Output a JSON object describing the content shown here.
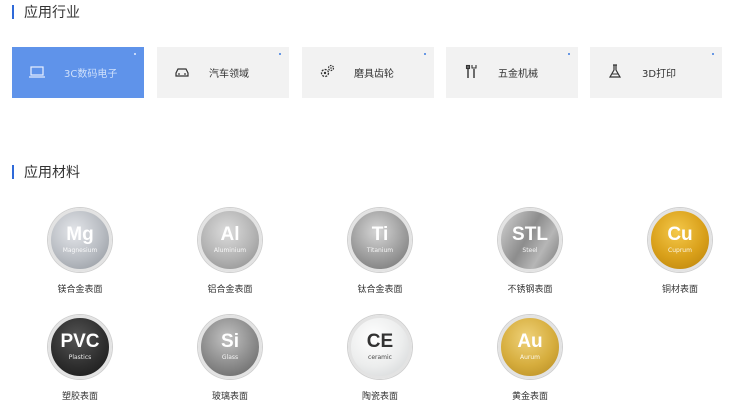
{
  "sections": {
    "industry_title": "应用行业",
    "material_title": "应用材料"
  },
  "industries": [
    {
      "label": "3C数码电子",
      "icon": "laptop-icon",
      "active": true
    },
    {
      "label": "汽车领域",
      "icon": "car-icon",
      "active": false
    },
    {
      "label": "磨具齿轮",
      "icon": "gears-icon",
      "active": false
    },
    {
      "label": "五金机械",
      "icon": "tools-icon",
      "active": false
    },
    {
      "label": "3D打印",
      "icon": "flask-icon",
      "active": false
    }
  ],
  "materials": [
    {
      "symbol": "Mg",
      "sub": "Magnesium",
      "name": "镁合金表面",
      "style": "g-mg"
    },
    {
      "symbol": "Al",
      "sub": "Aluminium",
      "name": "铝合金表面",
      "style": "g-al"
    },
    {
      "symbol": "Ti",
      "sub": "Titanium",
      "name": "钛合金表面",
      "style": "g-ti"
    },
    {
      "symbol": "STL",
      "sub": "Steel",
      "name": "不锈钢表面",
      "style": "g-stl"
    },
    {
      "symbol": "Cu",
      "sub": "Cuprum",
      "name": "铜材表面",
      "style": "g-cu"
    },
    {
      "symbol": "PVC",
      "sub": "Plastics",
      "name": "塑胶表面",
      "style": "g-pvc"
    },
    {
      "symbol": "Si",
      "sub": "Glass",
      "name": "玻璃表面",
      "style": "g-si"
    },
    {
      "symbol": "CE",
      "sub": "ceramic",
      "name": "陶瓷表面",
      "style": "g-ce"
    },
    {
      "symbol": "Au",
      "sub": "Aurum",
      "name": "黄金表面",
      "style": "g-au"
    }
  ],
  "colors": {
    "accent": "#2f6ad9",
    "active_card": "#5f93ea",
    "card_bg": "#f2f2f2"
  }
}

## Task details
None of the pictures should appear; repeat the records exactly otherwise.

## Complete answer
Output a JSON object describing the content shown here.
{
  "sections": {
    "industry_title": "应用行业",
    "material_title": "应用材料"
  },
  "industries": [
    {
      "label": "3C数码电子",
      "icon": "laptop-icon",
      "active": true
    },
    {
      "label": "汽车领域",
      "icon": "car-icon",
      "active": false
    },
    {
      "label": "磨具齿轮",
      "icon": "gears-icon",
      "active": false
    },
    {
      "label": "五金机械",
      "icon": "tools-icon",
      "active": false
    },
    {
      "label": "3D打印",
      "icon": "flask-icon",
      "active": false
    }
  ],
  "materials": [
    {
      "symbol": "Mg",
      "sub": "Magnesium",
      "name": "镁合金表面",
      "style": "g-mg"
    },
    {
      "symbol": "Al",
      "sub": "Aluminium",
      "name": "铝合金表面",
      "style": "g-al"
    },
    {
      "symbol": "Ti",
      "sub": "Titanium",
      "name": "钛合金表面",
      "style": "g-ti"
    },
    {
      "symbol": "STL",
      "sub": "Steel",
      "name": "不锈钢表面",
      "style": "g-stl"
    },
    {
      "symbol": "Cu",
      "sub": "Cuprum",
      "name": "铜材表面",
      "style": "g-cu"
    },
    {
      "symbol": "PVC",
      "sub": "Plastics",
      "name": "塑胶表面",
      "style": "g-pvc"
    },
    {
      "symbol": "Si",
      "sub": "Glass",
      "name": "玻璃表面",
      "style": "g-si"
    },
    {
      "symbol": "CE",
      "sub": "ceramic",
      "name": "陶瓷表面",
      "style": "g-ce"
    },
    {
      "symbol": "Au",
      "sub": "Aurum",
      "name": "黄金表面",
      "style": "g-au"
    }
  ],
  "colors": {
    "accent": "#2f6ad9",
    "active_card": "#5f93ea",
    "card_bg": "#f2f2f2"
  }
}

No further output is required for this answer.